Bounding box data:
--------------------------------
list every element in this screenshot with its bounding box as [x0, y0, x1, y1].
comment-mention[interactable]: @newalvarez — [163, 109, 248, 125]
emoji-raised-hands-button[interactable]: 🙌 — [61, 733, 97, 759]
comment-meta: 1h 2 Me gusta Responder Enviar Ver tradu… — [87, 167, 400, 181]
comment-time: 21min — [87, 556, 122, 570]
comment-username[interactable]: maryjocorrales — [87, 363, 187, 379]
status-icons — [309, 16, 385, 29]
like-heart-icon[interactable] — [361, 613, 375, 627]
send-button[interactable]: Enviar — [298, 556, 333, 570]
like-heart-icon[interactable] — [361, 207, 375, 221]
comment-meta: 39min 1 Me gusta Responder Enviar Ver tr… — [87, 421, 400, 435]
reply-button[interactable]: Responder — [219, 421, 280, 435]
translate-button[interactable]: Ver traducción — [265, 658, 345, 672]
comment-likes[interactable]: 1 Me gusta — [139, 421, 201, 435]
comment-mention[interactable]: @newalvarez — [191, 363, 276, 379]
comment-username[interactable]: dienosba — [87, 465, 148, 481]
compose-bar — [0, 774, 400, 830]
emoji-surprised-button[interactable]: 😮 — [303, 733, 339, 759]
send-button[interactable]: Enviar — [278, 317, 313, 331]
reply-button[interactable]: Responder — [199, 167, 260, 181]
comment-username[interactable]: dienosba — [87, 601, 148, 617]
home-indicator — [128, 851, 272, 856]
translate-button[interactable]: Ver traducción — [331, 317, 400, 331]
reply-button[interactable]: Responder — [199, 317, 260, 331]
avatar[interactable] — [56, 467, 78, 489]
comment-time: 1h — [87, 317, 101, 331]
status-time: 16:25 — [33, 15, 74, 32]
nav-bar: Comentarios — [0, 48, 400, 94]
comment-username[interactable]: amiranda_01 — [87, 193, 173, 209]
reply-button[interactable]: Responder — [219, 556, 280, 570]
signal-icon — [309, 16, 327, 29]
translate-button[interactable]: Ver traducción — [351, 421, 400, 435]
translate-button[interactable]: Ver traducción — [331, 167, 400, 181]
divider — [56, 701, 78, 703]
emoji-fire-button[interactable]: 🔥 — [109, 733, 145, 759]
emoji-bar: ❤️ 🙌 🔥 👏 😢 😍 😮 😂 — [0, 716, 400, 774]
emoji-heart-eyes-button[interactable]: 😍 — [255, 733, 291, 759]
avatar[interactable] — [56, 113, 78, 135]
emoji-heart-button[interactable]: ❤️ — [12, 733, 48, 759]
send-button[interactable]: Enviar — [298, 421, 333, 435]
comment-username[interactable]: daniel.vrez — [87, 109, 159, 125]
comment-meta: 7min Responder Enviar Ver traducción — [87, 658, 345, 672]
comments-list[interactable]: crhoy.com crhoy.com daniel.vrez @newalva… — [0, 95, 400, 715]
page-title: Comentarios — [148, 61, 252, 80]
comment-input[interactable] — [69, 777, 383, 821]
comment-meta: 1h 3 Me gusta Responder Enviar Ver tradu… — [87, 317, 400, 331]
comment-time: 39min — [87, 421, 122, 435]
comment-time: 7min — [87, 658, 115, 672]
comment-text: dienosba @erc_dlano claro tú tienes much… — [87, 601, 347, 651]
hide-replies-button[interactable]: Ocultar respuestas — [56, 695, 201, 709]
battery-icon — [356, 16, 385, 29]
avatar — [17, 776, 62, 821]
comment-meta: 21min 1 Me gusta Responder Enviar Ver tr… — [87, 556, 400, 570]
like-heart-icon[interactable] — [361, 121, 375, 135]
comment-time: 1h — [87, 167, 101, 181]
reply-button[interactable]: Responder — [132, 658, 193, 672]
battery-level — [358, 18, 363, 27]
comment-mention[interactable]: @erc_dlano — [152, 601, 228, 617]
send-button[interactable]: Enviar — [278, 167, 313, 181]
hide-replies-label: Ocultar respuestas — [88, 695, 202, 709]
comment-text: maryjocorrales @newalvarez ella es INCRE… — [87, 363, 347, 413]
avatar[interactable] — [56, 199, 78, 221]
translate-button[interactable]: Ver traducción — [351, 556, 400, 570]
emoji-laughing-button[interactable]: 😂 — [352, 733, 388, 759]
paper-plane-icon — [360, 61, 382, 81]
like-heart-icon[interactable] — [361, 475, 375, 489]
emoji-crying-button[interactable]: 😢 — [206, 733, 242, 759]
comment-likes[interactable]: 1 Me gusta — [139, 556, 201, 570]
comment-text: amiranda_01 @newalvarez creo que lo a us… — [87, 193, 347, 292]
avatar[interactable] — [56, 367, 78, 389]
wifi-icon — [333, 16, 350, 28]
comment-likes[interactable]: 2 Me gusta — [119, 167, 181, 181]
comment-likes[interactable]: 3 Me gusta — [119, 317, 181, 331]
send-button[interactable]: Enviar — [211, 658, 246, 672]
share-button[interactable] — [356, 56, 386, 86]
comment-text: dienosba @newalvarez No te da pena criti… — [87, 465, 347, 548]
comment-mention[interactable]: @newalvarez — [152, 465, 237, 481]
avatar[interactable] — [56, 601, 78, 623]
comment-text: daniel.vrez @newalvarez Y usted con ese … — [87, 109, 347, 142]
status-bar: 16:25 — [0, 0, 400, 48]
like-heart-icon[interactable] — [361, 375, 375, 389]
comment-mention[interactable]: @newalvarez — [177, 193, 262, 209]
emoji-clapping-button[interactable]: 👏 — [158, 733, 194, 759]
--------------------------------
» TO DO: Edit the data above by replacing each occurrence of "like-heart-icon" with "favorite-heart-icon". Reproduce every other line without change.

» PROBLEM SOLUTION:
list every element in this screenshot with its bounding box as [x0, y0, x1, y1].
comment-mention[interactable]: @newalvarez — [163, 109, 248, 125]
emoji-raised-hands-button[interactable]: 🙌 — [61, 733, 97, 759]
comment-meta: 1h 2 Me gusta Responder Enviar Ver tradu… — [87, 167, 400, 181]
comment-time: 21min — [87, 556, 122, 570]
comment-username[interactable]: maryjocorrales — [87, 363, 187, 379]
status-icons — [309, 16, 385, 29]
favorite-heart-icon[interactable] — [361, 613, 375, 627]
send-button[interactable]: Enviar — [298, 556, 333, 570]
favorite-heart-icon[interactable] — [361, 207, 375, 221]
comment-meta: 39min 1 Me gusta Responder Enviar Ver tr… — [87, 421, 400, 435]
reply-button[interactable]: Responder — [219, 421, 280, 435]
translate-button[interactable]: Ver traducción — [265, 658, 345, 672]
comment-likes[interactable]: 1 Me gusta — [139, 421, 201, 435]
comment-mention[interactable]: @newalvarez — [191, 363, 276, 379]
comment-username[interactable]: dienosba — [87, 465, 148, 481]
compose-bar — [0, 774, 400, 830]
emoji-surprised-button[interactable]: 😮 — [303, 733, 339, 759]
send-button[interactable]: Enviar — [278, 317, 313, 331]
reply-button[interactable]: Responder — [199, 167, 260, 181]
comment-username[interactable]: dienosba — [87, 601, 148, 617]
home-indicator — [128, 851, 272, 856]
translate-button[interactable]: Ver traducción — [331, 317, 400, 331]
reply-button[interactable]: Responder — [199, 317, 260, 331]
avatar[interactable] — [56, 467, 78, 489]
comment-time: 1h — [87, 317, 101, 331]
status-time: 16:25 — [33, 15, 74, 32]
nav-bar: Comentarios — [0, 48, 400, 94]
comment-username[interactable]: amiranda_01 — [87, 193, 173, 209]
reply-button[interactable]: Responder — [219, 556, 280, 570]
signal-icon — [309, 16, 327, 29]
translate-button[interactable]: Ver traducción — [351, 421, 400, 435]
translate-button[interactable]: Ver traducción — [331, 167, 400, 181]
divider — [56, 701, 78, 703]
emoji-fire-button[interactable]: 🔥 — [109, 733, 145, 759]
emoji-bar: ❤️ 🙌 🔥 👏 😢 😍 😮 😂 — [0, 716, 400, 774]
emoji-heart-eyes-button[interactable]: 😍 — [255, 733, 291, 759]
avatar[interactable] — [56, 113, 78, 135]
emoji-heart-button[interactable]: ❤️ — [12, 733, 48, 759]
send-button[interactable]: Enviar — [298, 421, 333, 435]
comment-username[interactable]: daniel.vrez — [87, 109, 159, 125]
comment-meta: 7min Responder Enviar Ver traducción — [87, 658, 345, 672]
comments-list[interactable]: crhoy.com crhoy.com daniel.vrez @newalva… — [0, 95, 400, 715]
page-title: Comentarios — [148, 61, 252, 80]
comment-input[interactable] — [69, 777, 383, 821]
comment-meta: 1h 3 Me gusta Responder Enviar Ver tradu… — [87, 317, 400, 331]
comment-time: 39min — [87, 421, 122, 435]
comment-time: 7min — [87, 658, 115, 672]
comment-text: dienosba @erc_dlano claro tú tienes much… — [87, 601, 347, 651]
hide-replies-button[interactable]: Ocultar respuestas — [56, 695, 201, 709]
battery-icon — [356, 16, 385, 29]
avatar — [17, 776, 62, 821]
comment-meta: 21min 1 Me gusta Responder Enviar Ver tr… — [87, 556, 400, 570]
favorite-heart-icon[interactable] — [361, 121, 375, 135]
comment-time: 1h — [87, 167, 101, 181]
reply-button[interactable]: Responder — [132, 658, 193, 672]
battery-level — [358, 18, 363, 27]
comment-mention[interactable]: @erc_dlano — [152, 601, 228, 617]
send-button[interactable]: Enviar — [278, 167, 313, 181]
hide-replies-label: Ocultar respuestas — [88, 695, 202, 709]
comment-text: maryjocorrales @newalvarez ella es INCRE… — [87, 363, 347, 413]
avatar[interactable] — [56, 199, 78, 221]
translate-button[interactable]: Ver traducción — [351, 556, 400, 570]
emoji-laughing-button[interactable]: 😂 — [352, 733, 388, 759]
paper-plane-icon — [360, 61, 382, 81]
favorite-heart-icon[interactable] — [361, 475, 375, 489]
emoji-crying-button[interactable]: 😢 — [206, 733, 242, 759]
comment-likes[interactable]: 1 Me gusta — [139, 556, 201, 570]
comment-text: amiranda_01 @newalvarez creo que lo a us… — [87, 193, 347, 292]
avatar[interactable] — [56, 367, 78, 389]
wifi-icon — [333, 16, 350, 28]
comment-likes[interactable]: 2 Me gusta — [119, 167, 181, 181]
comment-likes[interactable]: 3 Me gusta — [119, 317, 181, 331]
send-button[interactable]: Enviar — [211, 658, 246, 672]
share-button[interactable] — [356, 56, 386, 86]
comment-text: dienosba @newalvarez No te da pena criti… — [87, 465, 347, 548]
comment-mention[interactable]: @newalvarez — [152, 465, 237, 481]
avatar[interactable] — [56, 601, 78, 623]
comment-text: daniel.vrez @newalvarez Y usted con ese … — [87, 109, 347, 142]
status-bar: 16:25 — [0, 0, 400, 48]
favorite-heart-icon[interactable] — [361, 375, 375, 389]
comment-mention[interactable]: @newalvarez — [177, 193, 262, 209]
emoji-clapping-button[interactable]: 👏 — [158, 733, 194, 759]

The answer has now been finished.